▶ **TASK MATERIAL**
-- -- --

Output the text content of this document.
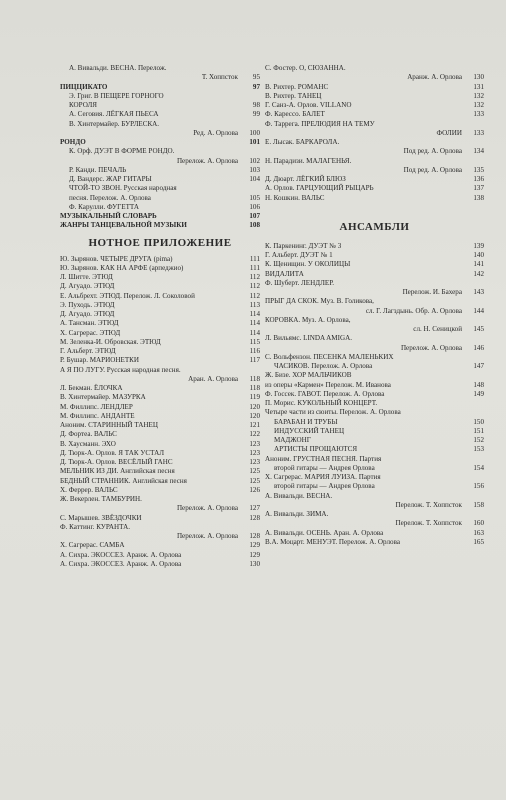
А. Вивальди. ВЕСНА. Перелож.
Т. Хоппсток 95
ПИЦЦИКАТО	97
Э. Григ. В ПЕЩЕРЕ ГОРНОГО
КОРОЛЯ	98
А. Сеговия. ЛЁГКАЯ ПЬЕСА	99
В. Хинтермайер. БУРЛЕСКА.
Ред. А. Орлова 100
РОНДО	101
К. Орф. ДУЭТ В ФОРМЕ РОНДО.
Перелож. А. Орлова 102
Р. Канди. ПЕЧАЛЬ	103
Д. Вандерс. ЖАР ГИТАРЫ	104
ЧТОЙ-ТО ЗВОН. Русская народная
песня. Перелож. А. Орлова	105
Ф. Карулли. ФУГЕТТА	106
МУЗЫКАЛЬНЫЙ СЛОВАРЬ	107
ЖАНРЫ ТАНЦЕВАЛЬНОЙ МУЗЫКИ	108
НОТНОЕ ПРИЛОЖЕНИЕ
Ю. Зырянов. ЧЕТЫРЕ ДРУГА (pima)	111
Ю. Зырянов. КАК НА АРФЕ (арпеджио)	111
Л. Шитте. ЭТЮД	112
Д. Агуадо. ЭТЮД	112
Е. Альбрехт. ЭТЮД. Перелож. Л. Соколовой	112
Э. Пуходь. ЭТЮД	113
Д. Агуадо. ЭТЮД	114
А. Тансман. ЭТЮД	114
Х. Сагрерас. ЭТЮД	114
М. Зеленка-И. Обровская. ЭТЮД	115
Г. Альберт. ЭТЮД	116
Р. Бушар. МАРИОНЕТКИ	117
А Я ПО ЛУГУ. Русская народная песня.
Аран. А. Орлова 118
Л. Бекман. ЁЛОЧКА	118
В. Хинтермайер. МАЗУРКА	119
М. Филлипс. ЛЕНДЛЕР	120
М. Филлипс. АНДАНТЕ	120
Аноним. СТАРИННЫЙ ТАНЕЦ	121
Д. Фортеа. ВАЛЬС	122
В. Хаусманн. ЭХО	123
Д. Тюрк-А. Орлов. Я ТАК УСТАЛ	123
Д. Тюрк-А. Орлов. ВЕСЁЛЫЙ ГАНС	123
МЕЛЬНИК ИЗ ДИ. Английская песня	125
БЕДНЫЙ СТРАННИК. Английская песня	125
Х. Феррер. ВАЛЬС	126
Ж. Векерлен. ТАМБУРИН.
Перелож. А. Орлова 127
С. Марышев. ЗВЁЗДОЧКИ	128
Ф. Каттинг. КУРАНТА.
Перелож. А. Орлова 128
Х. Сагрерас. САМБА	129
А. Сихра. ЭКОССЕЗ. Аранж. А. Орлова	129
А. Сихра. ЭКОССЕЗ. Аранж. А. Орлова	130
С. Фостер. О, СЮЗАННА.
Аранж. А. Орлова 130
В. Рихтер. РОМАНС	131
В. Рихтер. ТАНЕЦ	132
Г. Санз-А. Орлов. VILLANO	132
Ф. Карессо. БАЛЕТ	133
Ф. Таррега. ПРЕЛЮДИЯ НА ТЕМУ
ФОЛИИ 133
Е. Лысак. БАРКАРОЛА.
Под ред. А. Орлова 134
Н. Парадизи. МАЛАГЕНЬЯ.
Под ред. А. Орлова 135
Д. Дюарт. ЛЁГКИЙ БЛЮЗ	136
А. Орлов. ГАРЦУЮЩИЙ РЫЦАРЬ	137
Н. Кошкин. ВАЛЬС	138
АНСАМБЛИ
К. Паркенинг. ДУЭТ № 3	139
Г. Альберт. ДУЭТ № 1	140
К. Щенищин. У ОКОЛИЦЫ	141
ВИДАЛИТА	142
Ф. Шуберт. ЛЕНДЛЕР.
Перелож. И. Бахера 143
ПРЫГ ДА СКОК. Муз. В. Голикова,
сл. Г. Лагздынь. Обр. А. Орлова 144
КОРОВКА. Муз. А. Орлова,
сл. Н. Сеницкой 145
Л. Вильямс. LINDA AMIGA.
Перелож. А. Орлова 146
С. Вольфензон. ПЕСЕНКА МАЛЕНЬКИХ
ЧАСИКОВ. Перелож. А. Орлова	147
Ж. Бизе. ХОР МАЛЬЧИКОВ
из оперы «Кармен» Перелож. М. Иванова	148
Ф. Госсек. ГАВОТ. Перелож. А. Орлова	149
П. Морис. КУКОЛЬНЫЙ КОНЦЕРТ.
Четыре части из сюиты. Перелож. А. Орлова
БАРАБАН И ТРУБЫ	150
ИНДУССКИЙ ТАНЕЦ	151
МАДЖОНГ	152
АРТИСТЫ ПРОЩАЮТСЯ	153
Аноним. ГРУСТНАЯ ПЕСНЯ. Партия
второй гитары — Андрея Орлова	154
Х. Сагрерас. МАРИЯ ЛУИЗА. Партия
второй гитары — Андрея Орлова	156
А. Вивальди. ВЕСНА.
Перелож. Т. Хоппсток 158
А. Вивальди. ЗИМА.
Перелож. Т. Хоппсток 160
А. Вивальди. ОСЕНЬ. Аран. А. Орлова	163
В.А. Моцарт. МЕНУЭТ. Перелож. А. Орлова	165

-- -- --

▶ **TASK GOAL**
Only lines with the word "ЛЕНДЛЕР" should be collected from the material.

▶ **RESPONSE TO THIS EXERCISE**
М. Филлипс. ЛЕНДЛЕР	120
Ф. Шуберт. ЛЕНДЛЕР.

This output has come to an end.